▶ Extracted data
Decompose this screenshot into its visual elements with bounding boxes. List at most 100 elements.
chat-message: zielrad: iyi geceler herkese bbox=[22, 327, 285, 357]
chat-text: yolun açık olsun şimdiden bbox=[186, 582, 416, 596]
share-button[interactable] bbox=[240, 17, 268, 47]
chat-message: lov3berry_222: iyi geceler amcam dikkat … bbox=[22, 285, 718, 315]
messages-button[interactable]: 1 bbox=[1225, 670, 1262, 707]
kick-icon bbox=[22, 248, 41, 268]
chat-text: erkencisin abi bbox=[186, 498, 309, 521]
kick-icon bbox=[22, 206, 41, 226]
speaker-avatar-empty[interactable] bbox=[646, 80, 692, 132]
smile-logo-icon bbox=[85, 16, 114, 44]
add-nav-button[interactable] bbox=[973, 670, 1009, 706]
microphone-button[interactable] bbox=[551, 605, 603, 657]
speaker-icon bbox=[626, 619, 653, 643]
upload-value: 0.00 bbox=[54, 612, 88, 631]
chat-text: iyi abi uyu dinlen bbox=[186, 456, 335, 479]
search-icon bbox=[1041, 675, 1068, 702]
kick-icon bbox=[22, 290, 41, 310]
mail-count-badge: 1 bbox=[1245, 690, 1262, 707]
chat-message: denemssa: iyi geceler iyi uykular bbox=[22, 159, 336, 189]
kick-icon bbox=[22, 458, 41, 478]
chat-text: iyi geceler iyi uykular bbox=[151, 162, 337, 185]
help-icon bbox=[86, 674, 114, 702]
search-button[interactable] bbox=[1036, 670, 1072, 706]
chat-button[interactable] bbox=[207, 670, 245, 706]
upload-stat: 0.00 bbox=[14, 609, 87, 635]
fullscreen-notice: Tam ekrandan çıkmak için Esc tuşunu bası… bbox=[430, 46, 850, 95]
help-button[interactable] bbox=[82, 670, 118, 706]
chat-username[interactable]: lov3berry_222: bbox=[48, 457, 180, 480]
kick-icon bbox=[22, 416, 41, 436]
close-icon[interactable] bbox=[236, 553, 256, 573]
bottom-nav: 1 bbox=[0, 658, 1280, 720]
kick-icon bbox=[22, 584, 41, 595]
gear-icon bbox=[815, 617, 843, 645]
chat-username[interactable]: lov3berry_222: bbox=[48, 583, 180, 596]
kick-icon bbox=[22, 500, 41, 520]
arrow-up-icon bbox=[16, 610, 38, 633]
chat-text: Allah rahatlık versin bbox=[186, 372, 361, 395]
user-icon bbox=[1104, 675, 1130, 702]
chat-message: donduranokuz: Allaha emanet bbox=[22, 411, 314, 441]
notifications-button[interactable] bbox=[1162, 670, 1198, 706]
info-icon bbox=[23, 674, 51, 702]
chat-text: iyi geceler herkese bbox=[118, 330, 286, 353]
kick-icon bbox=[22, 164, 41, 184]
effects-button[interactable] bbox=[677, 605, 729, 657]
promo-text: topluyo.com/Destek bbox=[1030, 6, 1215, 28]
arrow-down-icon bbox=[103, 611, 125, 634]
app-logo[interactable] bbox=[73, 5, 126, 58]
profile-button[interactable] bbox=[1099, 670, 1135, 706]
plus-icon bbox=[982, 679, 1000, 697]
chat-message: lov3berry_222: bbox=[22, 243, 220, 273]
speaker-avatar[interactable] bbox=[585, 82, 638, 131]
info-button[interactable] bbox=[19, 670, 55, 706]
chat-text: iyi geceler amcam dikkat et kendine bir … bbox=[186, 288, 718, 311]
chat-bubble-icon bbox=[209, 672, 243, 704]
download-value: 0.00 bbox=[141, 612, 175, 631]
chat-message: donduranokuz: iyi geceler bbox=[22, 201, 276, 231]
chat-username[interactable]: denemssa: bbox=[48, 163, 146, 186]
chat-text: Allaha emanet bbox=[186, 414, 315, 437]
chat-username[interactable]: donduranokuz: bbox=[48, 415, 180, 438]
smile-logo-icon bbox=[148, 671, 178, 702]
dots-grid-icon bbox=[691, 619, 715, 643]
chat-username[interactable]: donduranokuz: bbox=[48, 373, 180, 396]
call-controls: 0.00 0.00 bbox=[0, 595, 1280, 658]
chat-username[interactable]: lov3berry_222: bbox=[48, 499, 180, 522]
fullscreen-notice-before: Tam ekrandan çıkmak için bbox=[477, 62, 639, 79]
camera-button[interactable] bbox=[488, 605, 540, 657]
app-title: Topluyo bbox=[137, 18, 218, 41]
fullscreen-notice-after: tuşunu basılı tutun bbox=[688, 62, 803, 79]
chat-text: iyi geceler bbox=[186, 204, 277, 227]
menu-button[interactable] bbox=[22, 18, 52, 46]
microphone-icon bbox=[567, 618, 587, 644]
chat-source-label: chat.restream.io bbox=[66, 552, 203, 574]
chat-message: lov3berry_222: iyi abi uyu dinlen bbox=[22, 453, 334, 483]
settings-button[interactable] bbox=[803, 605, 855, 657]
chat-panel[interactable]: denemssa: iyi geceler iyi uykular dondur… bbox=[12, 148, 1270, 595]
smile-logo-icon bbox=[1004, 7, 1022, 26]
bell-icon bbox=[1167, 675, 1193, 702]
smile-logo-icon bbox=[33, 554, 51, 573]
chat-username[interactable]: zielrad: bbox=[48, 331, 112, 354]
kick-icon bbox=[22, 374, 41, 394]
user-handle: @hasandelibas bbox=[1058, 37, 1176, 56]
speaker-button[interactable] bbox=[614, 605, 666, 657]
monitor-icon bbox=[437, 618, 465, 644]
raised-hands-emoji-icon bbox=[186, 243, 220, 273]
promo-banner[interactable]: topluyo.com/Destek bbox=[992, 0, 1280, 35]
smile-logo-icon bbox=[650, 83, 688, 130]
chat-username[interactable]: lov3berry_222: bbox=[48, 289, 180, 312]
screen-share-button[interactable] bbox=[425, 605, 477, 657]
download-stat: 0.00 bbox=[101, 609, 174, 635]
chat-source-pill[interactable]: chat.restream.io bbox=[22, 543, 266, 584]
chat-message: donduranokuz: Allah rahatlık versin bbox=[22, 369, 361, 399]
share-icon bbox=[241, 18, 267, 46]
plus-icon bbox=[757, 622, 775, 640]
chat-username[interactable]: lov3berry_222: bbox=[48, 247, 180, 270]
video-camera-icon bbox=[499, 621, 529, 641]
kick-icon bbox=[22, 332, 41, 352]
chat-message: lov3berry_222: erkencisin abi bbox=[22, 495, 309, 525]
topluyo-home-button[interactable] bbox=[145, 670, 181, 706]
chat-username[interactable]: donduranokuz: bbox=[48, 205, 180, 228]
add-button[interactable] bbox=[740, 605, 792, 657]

▶ What the task requires
Reproduce the items from the first line through the line containing "kick-icon bbox=[22, 248, 41, 268]", inclusive, with "chat-message" replaced by "chat-entry" and everything else unchanged.

▶ Result of the exercise
Decompose this screenshot into its visual elements with bounding boxes. List at most 100 elements.
chat-entry: zielrad: iyi geceler herkese bbox=[22, 327, 285, 357]
chat-text: yolun açık olsun şimdiden bbox=[186, 582, 416, 596]
share-button[interactable] bbox=[240, 17, 268, 47]
chat-entry: lov3berry_222: iyi geceler amcam dikkat … bbox=[22, 285, 718, 315]
messages-button[interactable]: 1 bbox=[1225, 670, 1262, 707]
kick-icon bbox=[22, 248, 41, 268]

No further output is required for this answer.